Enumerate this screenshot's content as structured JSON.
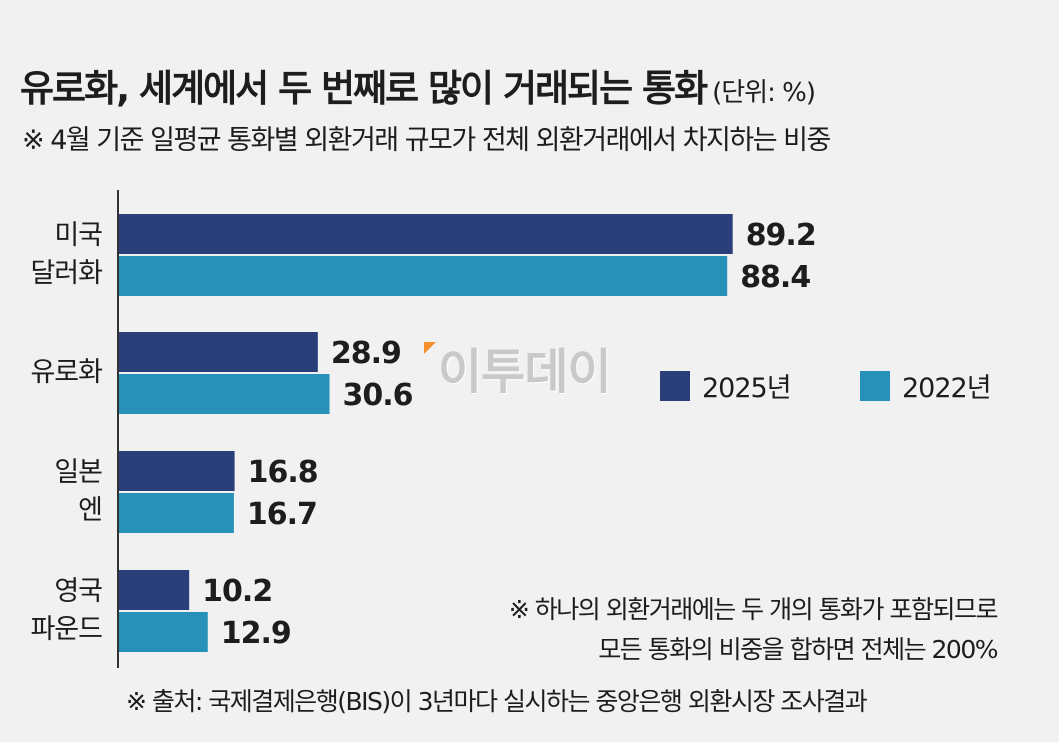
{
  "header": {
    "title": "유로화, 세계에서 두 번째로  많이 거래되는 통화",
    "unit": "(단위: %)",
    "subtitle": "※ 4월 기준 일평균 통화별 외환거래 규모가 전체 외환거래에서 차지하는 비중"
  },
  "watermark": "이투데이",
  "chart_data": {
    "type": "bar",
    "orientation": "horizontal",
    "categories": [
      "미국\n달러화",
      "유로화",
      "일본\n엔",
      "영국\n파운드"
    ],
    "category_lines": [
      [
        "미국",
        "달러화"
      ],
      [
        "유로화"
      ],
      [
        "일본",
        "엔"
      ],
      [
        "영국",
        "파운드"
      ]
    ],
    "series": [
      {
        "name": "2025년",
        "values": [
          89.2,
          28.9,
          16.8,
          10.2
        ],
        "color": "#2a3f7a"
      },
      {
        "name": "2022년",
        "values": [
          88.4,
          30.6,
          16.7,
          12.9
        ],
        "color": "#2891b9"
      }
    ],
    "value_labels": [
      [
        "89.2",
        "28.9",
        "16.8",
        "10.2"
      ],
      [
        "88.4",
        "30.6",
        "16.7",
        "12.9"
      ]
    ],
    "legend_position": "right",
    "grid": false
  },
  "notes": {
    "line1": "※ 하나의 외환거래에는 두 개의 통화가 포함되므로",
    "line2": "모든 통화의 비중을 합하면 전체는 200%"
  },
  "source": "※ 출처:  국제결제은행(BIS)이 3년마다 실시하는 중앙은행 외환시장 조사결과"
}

══════════════════════════════

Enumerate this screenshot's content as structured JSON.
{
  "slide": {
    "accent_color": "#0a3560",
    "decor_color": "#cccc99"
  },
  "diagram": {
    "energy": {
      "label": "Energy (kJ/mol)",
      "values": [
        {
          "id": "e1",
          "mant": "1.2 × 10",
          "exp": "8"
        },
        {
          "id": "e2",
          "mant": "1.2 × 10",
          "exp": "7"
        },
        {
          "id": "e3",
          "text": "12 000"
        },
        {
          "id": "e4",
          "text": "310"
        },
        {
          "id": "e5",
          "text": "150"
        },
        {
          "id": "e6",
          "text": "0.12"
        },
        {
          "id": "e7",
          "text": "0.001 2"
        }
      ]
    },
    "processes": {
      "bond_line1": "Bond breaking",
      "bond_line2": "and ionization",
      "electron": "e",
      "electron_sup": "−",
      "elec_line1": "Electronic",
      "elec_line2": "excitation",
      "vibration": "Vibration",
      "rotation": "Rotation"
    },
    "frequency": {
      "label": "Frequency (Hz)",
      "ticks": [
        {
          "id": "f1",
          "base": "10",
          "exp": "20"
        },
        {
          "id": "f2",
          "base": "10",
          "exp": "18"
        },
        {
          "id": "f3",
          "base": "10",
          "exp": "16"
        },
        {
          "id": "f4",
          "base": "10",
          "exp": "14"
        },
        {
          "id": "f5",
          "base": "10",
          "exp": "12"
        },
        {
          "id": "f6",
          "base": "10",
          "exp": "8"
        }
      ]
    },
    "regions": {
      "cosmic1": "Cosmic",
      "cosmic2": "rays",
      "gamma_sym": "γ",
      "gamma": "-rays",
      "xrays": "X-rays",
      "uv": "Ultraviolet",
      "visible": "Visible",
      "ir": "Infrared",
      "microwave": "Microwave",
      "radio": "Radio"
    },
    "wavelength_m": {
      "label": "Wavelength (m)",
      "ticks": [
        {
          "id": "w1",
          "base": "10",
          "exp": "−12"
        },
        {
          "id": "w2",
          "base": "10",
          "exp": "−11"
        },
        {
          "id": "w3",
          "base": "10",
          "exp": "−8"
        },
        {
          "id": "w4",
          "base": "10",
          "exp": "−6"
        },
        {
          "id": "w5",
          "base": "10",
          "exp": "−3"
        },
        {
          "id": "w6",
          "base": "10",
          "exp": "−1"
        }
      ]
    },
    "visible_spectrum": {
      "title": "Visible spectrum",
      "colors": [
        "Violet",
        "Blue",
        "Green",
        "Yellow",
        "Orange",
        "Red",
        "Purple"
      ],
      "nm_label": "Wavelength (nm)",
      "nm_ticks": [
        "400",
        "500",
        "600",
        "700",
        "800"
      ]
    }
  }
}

══════════════════════════════

• _Instructions to follow_
Only a number is needed: how many lines of the material above contain "rays"?

• _Result of this task_
3